▶ **Given instruction**:
Give the data again exactly as written, skipping any pictures.

---

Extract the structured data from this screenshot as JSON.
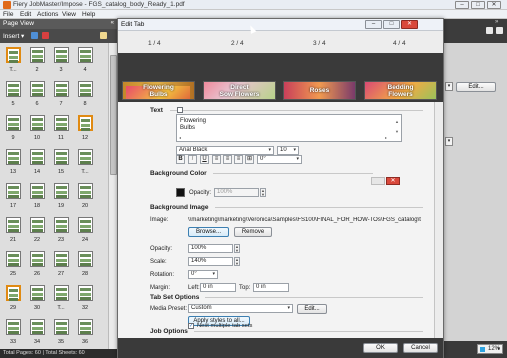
{
  "app": {
    "title": "Fiery JobMaster/Impose - FGS_catalog_body_Ready_1.pdf",
    "menu": [
      "File",
      "Edit",
      "Actions",
      "View",
      "Help"
    ],
    "window_buttons": [
      "–",
      "□",
      "✕"
    ]
  },
  "page_view": {
    "header": "Page View",
    "collapse": "«",
    "insert_label": "Insert ▾",
    "thumb_labels": [
      "T...",
      "2",
      "3",
      "4",
      "5",
      "6",
      "7",
      "8",
      "9",
      "10",
      "11",
      "12",
      "13",
      "14",
      "15",
      "T...",
      "17",
      "18",
      "19",
      "20",
      "21",
      "22",
      "23",
      "24",
      "25",
      "26",
      "27",
      "28",
      "29",
      "30",
      "T...",
      "32",
      "33",
      "34",
      "35",
      "36"
    ],
    "status": "Total Pages: 60 | Total Sheets: 60"
  },
  "right_area": {
    "edit_label": "Edit...",
    "zoom": "12%"
  },
  "dialog": {
    "title": "Edit Tab",
    "pager": [
      "1 / 4",
      "2 / 4",
      "3 / 4",
      "4 / 4"
    ],
    "tabs": [
      {
        "text": "Flowering\nBulbs"
      },
      {
        "text": "Direct\nSow Flowers"
      },
      {
        "text": "Roses"
      },
      {
        "text": "Bedding\nFlowers"
      }
    ],
    "text_section": {
      "title": "Text",
      "lines": [
        "Flowering",
        "Bulbs"
      ],
      "font": "Arial Black",
      "size": "10",
      "bold": "B",
      "italic": "I",
      "underline": "U",
      "angle": "0°"
    },
    "bg_color": {
      "title": "Background Color",
      "opacity_label": "Opacity:",
      "opacity_value": "100%",
      "checked": true
    },
    "bg_image": {
      "title": "Background Image",
      "image_label": "Image:",
      "image_path": "\\\\marketing\\marketing\\Veronica\\Samples\\FS100\\FINAL_FOR_HOW-TOs\\FGS_catalog\\t",
      "browse": "Browse...",
      "remove": "Remove",
      "opacity_label": "Opacity:",
      "opacity_value": "100%",
      "scale_label": "Scale:",
      "scale_value": "140%",
      "rotation_label": "Rotation:",
      "rotation_value": "0°",
      "margin_label": "Margin:",
      "left_label": "Left:",
      "left_value": "0 in",
      "top_label": "Top:",
      "top_value": "0 in"
    },
    "tab_set": {
      "title": "Tab Set Options",
      "media_preset_label": "Media Preset:",
      "media_preset_value": "Custom",
      "edit": "Edit...",
      "apply": "Apply styles to all..."
    },
    "job_options": {
      "title": "Job Options",
      "nest_label": "Nest multiple tab sets",
      "nest_checked": true
    },
    "ok": "OK",
    "cancel": "Cancel"
  }
}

---

▶ **Written response**:
Extract the structured data from this screenshot as JSON.
{
  "app": {
    "title": "Fiery JobMaster/Impose - FGS_catalog_body_Ready_1.pdf",
    "menu": [
      "File",
      "Edit",
      "Actions",
      "View",
      "Help"
    ],
    "window_buttons": [
      "–",
      "□",
      "✕"
    ]
  },
  "page_view": {
    "header": "Page View",
    "collapse": "«",
    "insert_label": "Insert ▾",
    "thumb_labels": [
      "T...",
      "2",
      "3",
      "4",
      "5",
      "6",
      "7",
      "8",
      "9",
      "10",
      "11",
      "12",
      "13",
      "14",
      "15",
      "T...",
      "17",
      "18",
      "19",
      "20",
      "21",
      "22",
      "23",
      "24",
      "25",
      "26",
      "27",
      "28",
      "29",
      "30",
      "T...",
      "32",
      "33",
      "34",
      "35",
      "36"
    ],
    "status": "Total Pages: 60 | Total Sheets: 60"
  },
  "right_area": {
    "edit_label": "Edit...",
    "zoom": "12%"
  },
  "dialog": {
    "title": "Edit Tab",
    "pager": [
      "1 / 4",
      "2 / 4",
      "3 / 4",
      "4 / 4"
    ],
    "tabs": [
      {
        "text": "Flowering\nBulbs"
      },
      {
        "text": "Direct\nSow Flowers"
      },
      {
        "text": "Roses"
      },
      {
        "text": "Bedding\nFlowers"
      }
    ],
    "text_section": {
      "title": "Text",
      "lines": [
        "Flowering",
        "Bulbs"
      ],
      "font": "Arial Black",
      "size": "10",
      "bold": "B",
      "italic": "I",
      "underline": "U",
      "angle": "0°"
    },
    "bg_color": {
      "title": "Background Color",
      "opacity_label": "Opacity:",
      "opacity_value": "100%",
      "checked": true
    },
    "bg_image": {
      "title": "Background Image",
      "image_label": "Image:",
      "image_path": "\\\\marketing\\marketing\\Veronica\\Samples\\FS100\\FINAL_FOR_HOW-TOs\\FGS_catalog\\t",
      "browse": "Browse...",
      "remove": "Remove",
      "opacity_label": "Opacity:",
      "opacity_value": "100%",
      "scale_label": "Scale:",
      "scale_value": "140%",
      "rotation_label": "Rotation:",
      "rotation_value": "0°",
      "margin_label": "Margin:",
      "left_label": "Left:",
      "left_value": "0 in",
      "top_label": "Top:",
      "top_value": "0 in"
    },
    "tab_set": {
      "title": "Tab Set Options",
      "media_preset_label": "Media Preset:",
      "media_preset_value": "Custom",
      "edit": "Edit...",
      "apply": "Apply styles to all..."
    },
    "job_options": {
      "title": "Job Options",
      "nest_label": "Nest multiple tab sets",
      "nest_checked": true
    },
    "ok": "OK",
    "cancel": "Cancel"
  }
}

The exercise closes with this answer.